(Collected data entries)
+++
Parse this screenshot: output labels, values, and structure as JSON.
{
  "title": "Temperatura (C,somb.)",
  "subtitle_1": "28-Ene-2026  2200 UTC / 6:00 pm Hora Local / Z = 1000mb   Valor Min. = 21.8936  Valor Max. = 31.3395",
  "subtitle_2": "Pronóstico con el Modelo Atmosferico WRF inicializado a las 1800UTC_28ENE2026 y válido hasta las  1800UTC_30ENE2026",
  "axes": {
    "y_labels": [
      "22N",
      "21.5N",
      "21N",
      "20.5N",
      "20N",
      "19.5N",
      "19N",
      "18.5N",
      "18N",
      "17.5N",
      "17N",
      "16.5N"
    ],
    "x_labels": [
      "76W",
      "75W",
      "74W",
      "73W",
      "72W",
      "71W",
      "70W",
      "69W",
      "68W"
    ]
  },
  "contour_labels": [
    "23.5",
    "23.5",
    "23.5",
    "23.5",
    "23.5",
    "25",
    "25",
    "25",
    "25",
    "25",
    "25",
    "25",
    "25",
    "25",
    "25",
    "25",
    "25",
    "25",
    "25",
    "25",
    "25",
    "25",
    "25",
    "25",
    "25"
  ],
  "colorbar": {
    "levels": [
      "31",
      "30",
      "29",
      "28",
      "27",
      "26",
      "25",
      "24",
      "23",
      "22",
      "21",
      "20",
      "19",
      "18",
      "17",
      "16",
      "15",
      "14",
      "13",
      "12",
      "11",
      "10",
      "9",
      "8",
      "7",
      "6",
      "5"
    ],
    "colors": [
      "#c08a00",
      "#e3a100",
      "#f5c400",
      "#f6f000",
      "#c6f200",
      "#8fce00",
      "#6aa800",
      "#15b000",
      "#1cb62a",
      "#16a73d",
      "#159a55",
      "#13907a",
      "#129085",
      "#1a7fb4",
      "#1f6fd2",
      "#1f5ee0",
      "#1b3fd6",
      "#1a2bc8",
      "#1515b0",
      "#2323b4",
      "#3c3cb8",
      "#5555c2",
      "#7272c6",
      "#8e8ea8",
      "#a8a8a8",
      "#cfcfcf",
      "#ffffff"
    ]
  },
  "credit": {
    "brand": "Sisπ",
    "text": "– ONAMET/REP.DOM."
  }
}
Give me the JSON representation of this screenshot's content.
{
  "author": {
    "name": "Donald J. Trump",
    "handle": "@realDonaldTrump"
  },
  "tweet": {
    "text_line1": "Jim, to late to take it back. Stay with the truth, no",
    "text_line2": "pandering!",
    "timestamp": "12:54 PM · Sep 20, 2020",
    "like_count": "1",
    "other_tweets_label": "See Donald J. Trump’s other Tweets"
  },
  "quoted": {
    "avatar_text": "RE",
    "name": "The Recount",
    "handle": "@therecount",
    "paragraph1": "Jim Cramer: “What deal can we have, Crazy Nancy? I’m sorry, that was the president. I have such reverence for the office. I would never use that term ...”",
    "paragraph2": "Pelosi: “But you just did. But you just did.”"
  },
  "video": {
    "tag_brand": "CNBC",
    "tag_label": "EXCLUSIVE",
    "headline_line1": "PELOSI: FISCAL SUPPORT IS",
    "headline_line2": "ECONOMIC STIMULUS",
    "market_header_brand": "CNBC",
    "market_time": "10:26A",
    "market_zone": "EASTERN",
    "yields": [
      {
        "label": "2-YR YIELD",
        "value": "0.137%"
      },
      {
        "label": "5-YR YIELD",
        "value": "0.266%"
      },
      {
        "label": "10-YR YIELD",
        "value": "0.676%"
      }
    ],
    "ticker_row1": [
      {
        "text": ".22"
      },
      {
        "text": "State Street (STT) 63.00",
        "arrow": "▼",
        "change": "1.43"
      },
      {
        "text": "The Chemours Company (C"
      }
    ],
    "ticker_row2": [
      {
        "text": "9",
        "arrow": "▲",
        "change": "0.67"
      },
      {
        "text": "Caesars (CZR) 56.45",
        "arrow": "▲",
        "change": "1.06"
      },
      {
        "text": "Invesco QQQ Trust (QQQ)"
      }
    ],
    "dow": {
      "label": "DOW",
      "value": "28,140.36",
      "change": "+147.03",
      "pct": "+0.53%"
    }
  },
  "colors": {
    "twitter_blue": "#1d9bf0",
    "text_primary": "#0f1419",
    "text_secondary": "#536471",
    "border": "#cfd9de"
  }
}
+++
## Exercise
Exact output of every entry is required.

## Task solution
Parse this screenshot: output labels, values, and structure as JSON.
{
  "title": "Temperatura (C,somb.)",
  "subtitle_1": "28-Ene-2026  2200 UTC / 6:00 pm Hora Local / Z = 1000mb   Valor Min. = 21.8936  Valor Max. = 31.3395",
  "subtitle_2": "Pronóstico con el Modelo Atmosferico WRF inicializado a las 1800UTC_28ENE2026 y válido hasta las  1800UTC_30ENE2026",
  "axes": {
    "y_labels": [
      "22N",
      "21.5N",
      "21N",
      "20.5N",
      "20N",
      "19.5N",
      "19N",
      "18.5N",
      "18N",
      "17.5N",
      "17N",
      "16.5N"
    ],
    "x_labels": [
      "76W",
      "75W",
      "74W",
      "73W",
      "72W",
      "71W",
      "70W",
      "69W",
      "68W"
    ]
  },
  "contour_labels": [
    "23.5",
    "23.5",
    "23.5",
    "23.5",
    "23.5",
    "25",
    "25",
    "25",
    "25",
    "25",
    "25",
    "25",
    "25",
    "25",
    "25",
    "25",
    "25",
    "25",
    "25",
    "25",
    "25",
    "25",
    "25",
    "25",
    "25"
  ],
  "colorbar": {
    "levels": [
      "31",
      "30",
      "29",
      "28",
      "27",
      "26",
      "25",
      "24",
      "23",
      "22",
      "21",
      "20",
      "19",
      "18",
      "17",
      "16",
      "15",
      "14",
      "13",
      "12",
      "11",
      "10",
      "9",
      "8",
      "7",
      "6",
      "5"
    ],
    "colors": [
      "#c08a00",
      "#e3a100",
      "#f5c400",
      "#f6f000",
      "#c6f200",
      "#8fce00",
      "#6aa800",
      "#15b000",
      "#1cb62a",
      "#16a73d",
      "#159a55",
      "#13907a",
      "#129085",
      "#1a7fb4",
      "#1f6fd2",
      "#1f5ee0",
      "#1b3fd6",
      "#1a2bc8",
      "#1515b0",
      "#2323b4",
      "#3c3cb8",
      "#5555c2",
      "#7272c6",
      "#8e8ea8",
      "#a8a8a8",
      "#cfcfcf",
      "#ffffff"
    ]
  },
  "credit": {
    "brand": "Sisπ",
    "text": "– ONAMET/REP.DOM."
  }
}
Give me the JSON representation of this screenshot's content.
{
  "author": {
    "name": "Donald J. Trump",
    "handle": "@realDonaldTrump"
  },
  "tweet": {
    "text_line1": "Jim, to late to take it back. Stay with the truth, no",
    "text_line2": "pandering!",
    "timestamp": "12:54 PM · Sep 20, 2020",
    "like_count": "1",
    "other_tweets_label": "See Donald J. Trump’s other Tweets"
  },
  "quoted": {
    "avatar_text": "RE",
    "name": "The Recount",
    "handle": "@therecount",
    "paragraph1": "Jim Cramer: “What deal can we have, Crazy Nancy? I’m sorry, that was the president. I have such reverence for the office. I would never use that term ...”",
    "paragraph2": "Pelosi: “But you just did. But you just did.”"
  },
  "video": {
    "tag_brand": "CNBC",
    "tag_label": "EXCLUSIVE",
    "headline_line1": "PELOSI: FISCAL SUPPORT IS",
    "headline_line2": "ECONOMIC STIMULUS",
    "market_header_brand": "CNBC",
    "market_time": "10:26A",
    "market_zone": "EASTERN",
    "yields": [
      {
        "label": "2-YR YIELD",
        "value": "0.137%"
      },
      {
        "label": "5-YR YIELD",
        "value": "0.266%"
      },
      {
        "label": "10-YR YIELD",
        "value": "0.676%"
      }
    ],
    "ticker_row1": [
      {
        "text": ".22"
      },
      {
        "text": "State Street (STT) 63.00",
        "arrow": "▼",
        "change": "1.43"
      },
      {
        "text": "The Chemours Company (C"
      }
    ],
    "ticker_row2": [
      {
        "text": "9",
        "arrow": "▲",
        "change": "0.67"
      },
      {
        "text": "Caesars (CZR) 56.45",
        "arrow": "▲",
        "change": "1.06"
      },
      {
        "text": "Invesco QQQ Trust (QQQ)"
      }
    ],
    "dow": {
      "label": "DOW",
      "value": "28,140.36",
      "change": "+147.03",
      "pct": "+0.53%"
    }
  },
  "colors": {
    "twitter_blue": "#1d9bf0",
    "text_primary": "#0f1419",
    "text_secondary": "#536471",
    "border": "#cfd9de"
  }
}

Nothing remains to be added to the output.